# Short problem
Give a verbatim copy of the lines below, minus the pictures.

# Data records
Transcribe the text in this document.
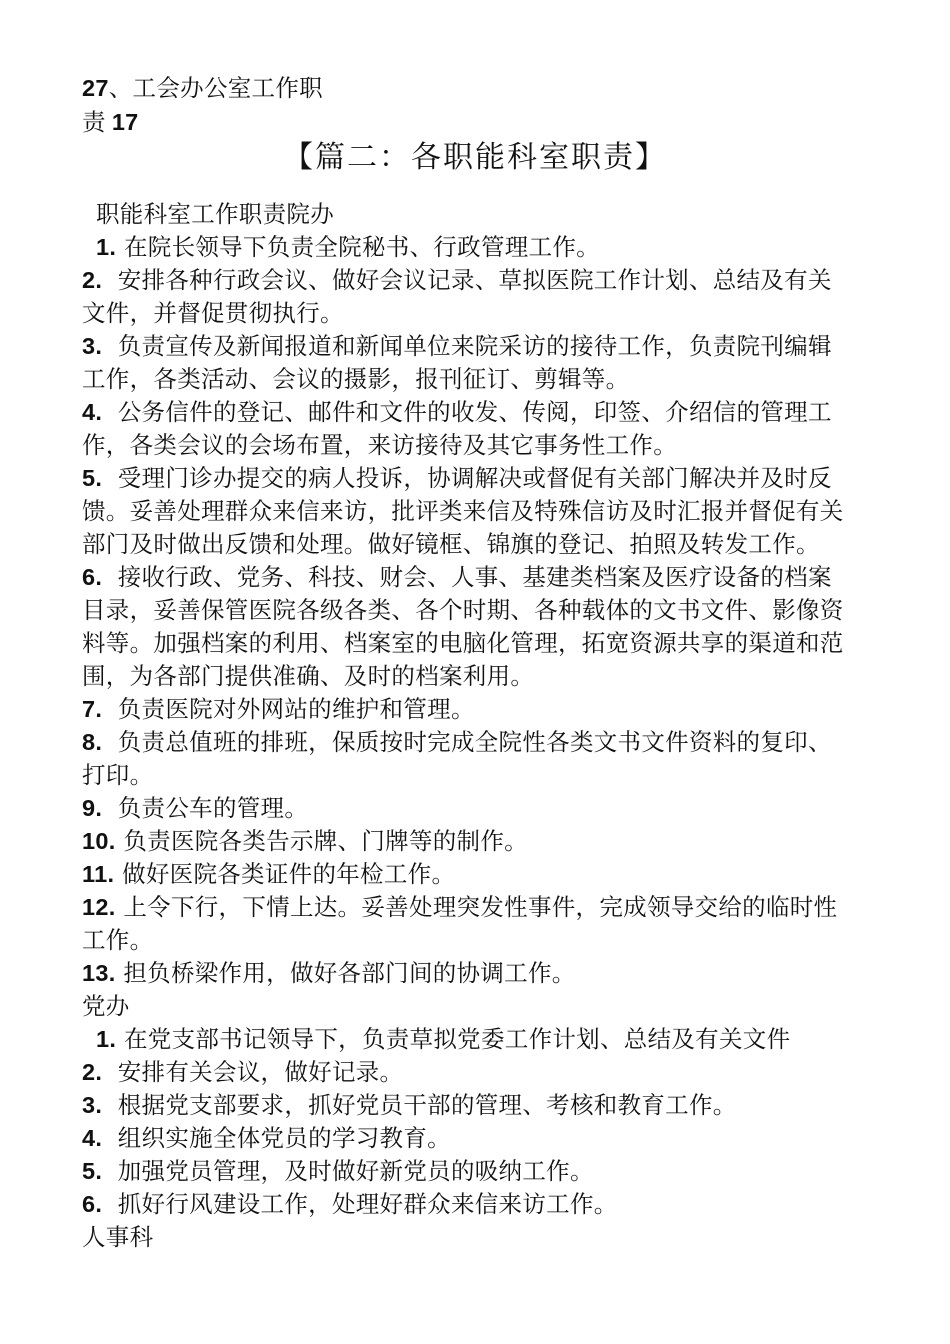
27、工会办公室工作职
责 17
【篇二：各职能科室职责】
职能科室工作职责院办
1. 在院长领导下负责全院秘书、行政管理工作。
2. 安排各种行政会议、做好会议记录、草拟医院工作计划、总结及有关
文件，并督促贯彻执行。
3. 负责宣传及新闻报道和新闻单位来院采访的接待工作，负责院刊编辑
工作，各类活动、会议的摄影，报刊征订、剪辑等。
4. 公务信件的登记、邮件和文件的收发、传阅，印签、介绍信的管理工
作，各类会议的会场布置，来访接待及其它事务性工作。
5. 受理门诊办提交的病人投诉，协调解决或督促有关部门解决并及时反
馈。妥善处理群众来信来访，批评类来信及特殊信访及时汇报并督促有关
部门及时做出反馈和处理。做好镜框、锦旗的登记、拍照及转发工作。
6. 接收行政、党务、科技、财会、人事、基建类档案及医疗设备的档案
目录，妥善保管医院各级各类、各个时期、各种载体的文书文件、影像资
料等。加强档案的利用、档案室的电脑化管理，拓宽资源共享的渠道和范
围，为各部门提供准确、及时的档案利用。
7. 负责医院对外网站的维护和管理。
8. 负责总值班的排班，保质按时完成全院性各类文书文件资料的复印、
打印。
9. 负责公车的管理。
10. 负责医院各类告示牌、门牌等的制作。
11. 做好医院各类证件的年检工作。
12. 上令下行，下情上达。妥善处理突发性事件，完成领导交给的临时性
工作。
13. 担负桥梁作用，做好各部门间的协调工作。
党办
1. 在党支部书记领导下，负责草拟党委工作计划、总结及有关文件
2. 安排有关会议，做好记录。
3. 根据党支部要求，抓好党员干部的管理、考核和教育工作。
4. 组织实施全体党员的学习教育。
5. 加强党员管理，及时做好新党员的吸纳工作。
6. 抓好行风建设工作，处理好群众来信来访工作。
人事科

# Worked solution
Transcribe the text in this document.
27、工会办公室工作职
责 17
【篇二：各职能科室职责】
职能科室工作职责院办
1. 在院长领导下负责全院秘书、行政管理工作。
2. 安排各种行政会议、做好会议记录、草拟医院工作计划、总结及有关
文件，并督促贯彻执行。
3. 负责宣传及新闻报道和新闻单位来院采访的接待工作，负责院刊编辑
工作，各类活动、会议的摄影，报刊征订、剪辑等。
4. 公务信件的登记、邮件和文件的收发、传阅，印签、介绍信的管理工
作，各类会议的会场布置，来访接待及其它事务性工作。
5. 受理门诊办提交的病人投诉，协调解决或督促有关部门解决并及时反
馈。妥善处理群众来信来访，批评类来信及特殊信访及时汇报并督促有关
部门及时做出反馈和处理。做好镜框、锦旗的登记、拍照及转发工作。
6. 接收行政、党务、科技、财会、人事、基建类档案及医疗设备的档案
目录，妥善保管医院各级各类、各个时期、各种载体的文书文件、影像资
料等。加强档案的利用、档案室的电脑化管理，拓宽资源共享的渠道和范
围，为各部门提供准确、及时的档案利用。
7. 负责医院对外网站的维护和管理。
8. 负责总值班的排班，保质按时完成全院性各类文书文件资料的复印、
打印。
9. 负责公车的管理。
10. 负责医院各类告示牌、门牌等的制作。
11. 做好医院各类证件的年检工作。
12. 上令下行，下情上达。妥善处理突发性事件，完成领导交给的临时性
工作。
13. 担负桥梁作用，做好各部门间的协调工作。
党办
1. 在党支部书记领导下，负责草拟党委工作计划、总结及有关文件
2. 安排有关会议，做好记录。
3. 根据党支部要求，抓好党员干部的管理、考核和教育工作。
4. 组织实施全体党员的学习教育。
5. 加强党员管理，及时做好新党员的吸纳工作。
6. 抓好行风建设工作，处理好群众来信来访工作。
人事科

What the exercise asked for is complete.